# Exercise objective
Can you transcribe every record below exactly as it appears?

# Entries
•••

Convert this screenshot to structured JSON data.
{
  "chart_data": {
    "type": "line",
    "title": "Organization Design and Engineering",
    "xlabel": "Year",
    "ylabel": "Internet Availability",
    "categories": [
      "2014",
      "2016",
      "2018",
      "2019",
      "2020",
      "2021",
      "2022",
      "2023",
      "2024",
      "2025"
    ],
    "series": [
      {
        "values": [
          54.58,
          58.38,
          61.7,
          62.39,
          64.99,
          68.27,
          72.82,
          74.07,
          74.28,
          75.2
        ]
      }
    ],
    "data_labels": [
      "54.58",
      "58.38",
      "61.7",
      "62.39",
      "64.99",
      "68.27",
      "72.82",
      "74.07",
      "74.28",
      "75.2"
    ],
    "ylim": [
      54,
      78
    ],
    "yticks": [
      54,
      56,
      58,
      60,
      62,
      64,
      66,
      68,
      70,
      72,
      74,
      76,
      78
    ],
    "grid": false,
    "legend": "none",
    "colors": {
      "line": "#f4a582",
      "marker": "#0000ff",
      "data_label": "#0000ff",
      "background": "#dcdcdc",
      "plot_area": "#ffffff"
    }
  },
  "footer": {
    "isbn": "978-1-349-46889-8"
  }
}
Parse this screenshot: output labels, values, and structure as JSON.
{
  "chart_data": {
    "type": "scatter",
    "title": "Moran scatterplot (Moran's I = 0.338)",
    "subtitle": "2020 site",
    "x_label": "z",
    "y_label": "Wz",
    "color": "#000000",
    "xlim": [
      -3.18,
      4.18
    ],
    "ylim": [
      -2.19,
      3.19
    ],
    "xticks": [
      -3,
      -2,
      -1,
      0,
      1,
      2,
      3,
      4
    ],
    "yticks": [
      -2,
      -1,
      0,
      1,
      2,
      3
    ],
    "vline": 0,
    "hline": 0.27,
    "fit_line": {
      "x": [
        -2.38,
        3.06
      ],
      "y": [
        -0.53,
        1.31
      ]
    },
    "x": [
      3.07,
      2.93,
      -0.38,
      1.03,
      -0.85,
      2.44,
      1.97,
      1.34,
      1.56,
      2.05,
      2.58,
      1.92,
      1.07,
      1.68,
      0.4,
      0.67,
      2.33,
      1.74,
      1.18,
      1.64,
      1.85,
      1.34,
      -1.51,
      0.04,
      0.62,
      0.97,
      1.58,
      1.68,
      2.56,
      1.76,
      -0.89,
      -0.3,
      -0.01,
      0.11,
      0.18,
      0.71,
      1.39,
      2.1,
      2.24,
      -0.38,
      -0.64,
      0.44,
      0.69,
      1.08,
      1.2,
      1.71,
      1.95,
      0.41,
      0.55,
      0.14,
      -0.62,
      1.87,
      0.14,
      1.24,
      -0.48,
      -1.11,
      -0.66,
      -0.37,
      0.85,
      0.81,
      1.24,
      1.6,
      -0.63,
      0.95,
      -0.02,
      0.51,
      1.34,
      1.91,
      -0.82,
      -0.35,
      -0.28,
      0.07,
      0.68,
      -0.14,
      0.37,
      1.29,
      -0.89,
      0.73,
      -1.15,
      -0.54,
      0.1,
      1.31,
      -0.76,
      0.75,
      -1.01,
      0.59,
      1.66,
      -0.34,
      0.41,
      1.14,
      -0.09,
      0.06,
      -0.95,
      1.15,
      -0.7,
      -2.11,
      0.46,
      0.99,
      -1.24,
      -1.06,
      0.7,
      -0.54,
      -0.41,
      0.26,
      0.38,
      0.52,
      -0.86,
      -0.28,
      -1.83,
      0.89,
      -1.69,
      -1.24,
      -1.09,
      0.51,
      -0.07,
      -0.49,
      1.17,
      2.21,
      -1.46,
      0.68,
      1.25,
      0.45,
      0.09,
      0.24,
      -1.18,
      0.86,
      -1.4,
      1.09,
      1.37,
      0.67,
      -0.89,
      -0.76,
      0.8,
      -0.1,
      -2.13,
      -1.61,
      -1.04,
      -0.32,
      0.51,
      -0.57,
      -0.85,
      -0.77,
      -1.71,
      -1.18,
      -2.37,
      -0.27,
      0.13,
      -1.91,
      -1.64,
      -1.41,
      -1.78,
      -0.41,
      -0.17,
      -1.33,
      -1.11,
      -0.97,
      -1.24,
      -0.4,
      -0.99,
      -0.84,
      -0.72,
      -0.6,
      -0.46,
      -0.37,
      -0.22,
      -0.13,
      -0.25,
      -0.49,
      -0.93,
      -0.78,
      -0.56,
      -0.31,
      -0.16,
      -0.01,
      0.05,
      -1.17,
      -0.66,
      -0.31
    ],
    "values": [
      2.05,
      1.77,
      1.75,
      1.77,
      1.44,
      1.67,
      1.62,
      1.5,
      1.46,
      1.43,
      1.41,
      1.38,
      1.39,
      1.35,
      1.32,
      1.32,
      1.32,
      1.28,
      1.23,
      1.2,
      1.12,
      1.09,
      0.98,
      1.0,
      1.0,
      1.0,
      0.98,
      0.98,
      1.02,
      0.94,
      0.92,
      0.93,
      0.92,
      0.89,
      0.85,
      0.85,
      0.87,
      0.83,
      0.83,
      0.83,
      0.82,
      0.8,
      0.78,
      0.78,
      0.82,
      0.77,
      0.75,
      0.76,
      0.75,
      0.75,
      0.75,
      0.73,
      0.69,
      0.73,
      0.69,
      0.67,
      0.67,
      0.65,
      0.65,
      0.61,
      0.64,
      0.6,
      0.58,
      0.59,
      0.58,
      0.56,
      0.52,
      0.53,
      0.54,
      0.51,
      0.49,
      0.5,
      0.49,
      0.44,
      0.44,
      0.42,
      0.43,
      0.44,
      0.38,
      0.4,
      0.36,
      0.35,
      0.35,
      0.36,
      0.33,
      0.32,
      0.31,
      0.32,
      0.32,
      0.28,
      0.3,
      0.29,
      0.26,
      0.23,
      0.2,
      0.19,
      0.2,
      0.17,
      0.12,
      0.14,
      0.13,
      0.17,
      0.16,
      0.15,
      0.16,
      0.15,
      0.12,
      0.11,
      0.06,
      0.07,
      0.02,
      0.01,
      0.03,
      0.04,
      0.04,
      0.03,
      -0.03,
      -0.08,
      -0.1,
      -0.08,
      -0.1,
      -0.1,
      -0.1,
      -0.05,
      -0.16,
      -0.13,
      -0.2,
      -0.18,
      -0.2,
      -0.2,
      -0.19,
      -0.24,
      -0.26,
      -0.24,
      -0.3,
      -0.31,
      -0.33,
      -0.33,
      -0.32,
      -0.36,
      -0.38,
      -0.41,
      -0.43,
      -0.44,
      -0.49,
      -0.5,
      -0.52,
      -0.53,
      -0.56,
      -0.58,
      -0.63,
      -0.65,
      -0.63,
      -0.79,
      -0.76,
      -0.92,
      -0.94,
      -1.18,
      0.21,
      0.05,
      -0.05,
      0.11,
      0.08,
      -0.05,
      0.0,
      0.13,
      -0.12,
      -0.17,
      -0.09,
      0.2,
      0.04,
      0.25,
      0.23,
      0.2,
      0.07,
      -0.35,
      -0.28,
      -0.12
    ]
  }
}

•••

# Output of the exercise
Convert this screenshot to structured JSON data.
{
  "chart_data": {
    "type": "line",
    "title": "Organization Design and Engineering",
    "xlabel": "Year",
    "ylabel": "Internet Availability",
    "categories": [
      "2014",
      "2016",
      "2018",
      "2019",
      "2020",
      "2021",
      "2022",
      "2023",
      "2024",
      "2025"
    ],
    "series": [
      {
        "values": [
          54.58,
          58.38,
          61.7,
          62.39,
          64.99,
          68.27,
          72.82,
          74.07,
          74.28,
          75.2
        ]
      }
    ],
    "data_labels": [
      "54.58",
      "58.38",
      "61.7",
      "62.39",
      "64.99",
      "68.27",
      "72.82",
      "74.07",
      "74.28",
      "75.2"
    ],
    "ylim": [
      54,
      78
    ],
    "yticks": [
      54,
      56,
      58,
      60,
      62,
      64,
      66,
      68,
      70,
      72,
      74,
      76,
      78
    ],
    "grid": false,
    "legend": "none",
    "colors": {
      "line": "#f4a582",
      "marker": "#0000ff",
      "data_label": "#0000ff",
      "background": "#dcdcdc",
      "plot_area": "#ffffff"
    }
  },
  "footer": {
    "isbn": "978-1-349-46889-8"
  }
}
Parse this screenshot: output labels, values, and structure as JSON.
{
  "chart_data": {
    "type": "scatter",
    "title": "Moran scatterplot (Moran's I = 0.338)",
    "subtitle": "2020 site",
    "x_label": "z",
    "y_label": "Wz",
    "color": "#000000",
    "xlim": [
      -3.18,
      4.18
    ],
    "ylim": [
      -2.19,
      3.19
    ],
    "xticks": [
      -3,
      -2,
      -1,
      0,
      1,
      2,
      3,
      4
    ],
    "yticks": [
      -2,
      -1,
      0,
      1,
      2,
      3
    ],
    "vline": 0,
    "hline": 0.27,
    "fit_line": {
      "x": [
        -2.38,
        3.06
      ],
      "y": [
        -0.53,
        1.31
      ]
    },
    "x": [
      3.07,
      2.93,
      -0.38,
      1.03,
      -0.85,
      2.44,
      1.97,
      1.34,
      1.56,
      2.05,
      2.58,
      1.92,
      1.07,
      1.68,
      0.4,
      0.67,
      2.33,
      1.74,
      1.18,
      1.64,
      1.85,
      1.34,
      -1.51,
      0.04,
      0.62,
      0.97,
      1.58,
      1.68,
      2.56,
      1.76,
      -0.89,
      -0.3,
      -0.01,
      0.11,
      0.18,
      0.71,
      1.39,
      2.1,
      2.24,
      -0.38,
      -0.64,
      0.44,
      0.69,
      1.08,
      1.2,
      1.71,
      1.95,
      0.41,
      0.55,
      0.14,
      -0.62,
      1.87,
      0.14,
      1.24,
      -0.48,
      -1.11,
      -0.66,
      -0.37,
      0.85,
      0.81,
      1.24,
      1.6,
      -0.63,
      0.95,
      -0.02,
      0.51,
      1.34,
      1.91,
      -0.82,
      -0.35,
      -0.28,
      0.07,
      0.68,
      -0.14,
      0.37,
      1.29,
      -0.89,
      0.73,
      -1.15,
      -0.54,
      0.1,
      1.31,
      -0.76,
      0.75,
      -1.01,
      0.59,
      1.66,
      -0.34,
      0.41,
      1.14,
      -0.09,
      0.06,
      -0.95,
      1.15,
      -0.7,
      -2.11,
      0.46,
      0.99,
      -1.24,
      -1.06,
      0.7,
      -0.54,
      -0.41,
      0.26,
      0.38,
      0.52,
      -0.86,
      -0.28,
      -1.83,
      0.89,
      -1.69,
      -1.24,
      -1.09,
      0.51,
      -0.07,
      -0.49,
      1.17,
      2.21,
      -1.46,
      0.68,
      1.25,
      0.45,
      0.09,
      0.24,
      -1.18,
      0.86,
      -1.4,
      1.09,
      1.37,
      0.67,
      -0.89,
      -0.76,
      0.8,
      -0.1,
      -2.13,
      -1.61,
      -1.04,
      -0.32,
      0.51,
      -0.57,
      -0.85,
      -0.77,
      -1.71,
      -1.18,
      -2.37,
      -0.27,
      0.13,
      -1.91,
      -1.64,
      -1.41,
      -1.78,
      -0.41,
      -0.17,
      -1.33,
      -1.11,
      -0.97,
      -1.24,
      -0.4,
      -0.99,
      -0.84,
      -0.72,
      -0.6,
      -0.46,
      -0.37,
      -0.22,
      -0.13,
      -0.25,
      -0.49,
      -0.93,
      -0.78,
      -0.56,
      -0.31,
      -0.16,
      -0.01,
      0.05,
      -1.17,
      -0.66,
      -0.31
    ],
    "values": [
      2.05,
      1.77,
      1.75,
      1.77,
      1.44,
      1.67,
      1.62,
      1.5,
      1.46,
      1.43,
      1.41,
      1.38,
      1.39,
      1.35,
      1.32,
      1.32,
      1.32,
      1.28,
      1.23,
      1.2,
      1.12,
      1.09,
      0.98,
      1.0,
      1.0,
      1.0,
      0.98,
      0.98,
      1.02,
      0.94,
      0.92,
      0.93,
      0.92,
      0.89,
      0.85,
      0.85,
      0.87,
      0.83,
      0.83,
      0.83,
      0.82,
      0.8,
      0.78,
      0.78,
      0.82,
      0.77,
      0.75,
      0.76,
      0.75,
      0.75,
      0.75,
      0.73,
      0.69,
      0.73,
      0.69,
      0.67,
      0.67,
      0.65,
      0.65,
      0.61,
      0.64,
      0.6,
      0.58,
      0.59,
      0.58,
      0.56,
      0.52,
      0.53,
      0.54,
      0.51,
      0.49,
      0.5,
      0.49,
      0.44,
      0.44,
      0.42,
      0.43,
      0.44,
      0.38,
      0.4,
      0.36,
      0.35,
      0.35,
      0.36,
      0.33,
      0.32,
      0.31,
      0.32,
      0.32,
      0.28,
      0.3,
      0.29,
      0.26,
      0.23,
      0.2,
      0.19,
      0.2,
      0.17,
      0.12,
      0.14,
      0.13,
      0.17,
      0.16,
      0.15,
      0.16,
      0.15,
      0.12,
      0.11,
      0.06,
      0.07,
      0.02,
      0.01,
      0.03,
      0.04,
      0.04,
      0.03,
      -0.03,
      -0.08,
      -0.1,
      -0.08,
      -0.1,
      -0.1,
      -0.1,
      -0.05,
      -0.16,
      -0.13,
      -0.2,
      -0.18,
      -0.2,
      -0.2,
      -0.19,
      -0.24,
      -0.26,
      -0.24,
      -0.3,
      -0.31,
      -0.33,
      -0.33,
      -0.32,
      -0.36,
      -0.38,
      -0.41,
      -0.43,
      -0.44,
      -0.49,
      -0.5,
      -0.52,
      -0.53,
      -0.56,
      -0.58,
      -0.63,
      -0.65,
      -0.63,
      -0.79,
      -0.76,
      -0.92,
      -0.94,
      -1.18,
      0.21,
      0.05,
      -0.05,
      0.11,
      0.08,
      -0.05,
      0.0,
      0.13,
      -0.12,
      -0.17,
      -0.09,
      0.2,
      0.04,
      0.25,
      0.23,
      0.2,
      0.07,
      -0.35,
      -0.28,
      -0.12
    ]
  }
}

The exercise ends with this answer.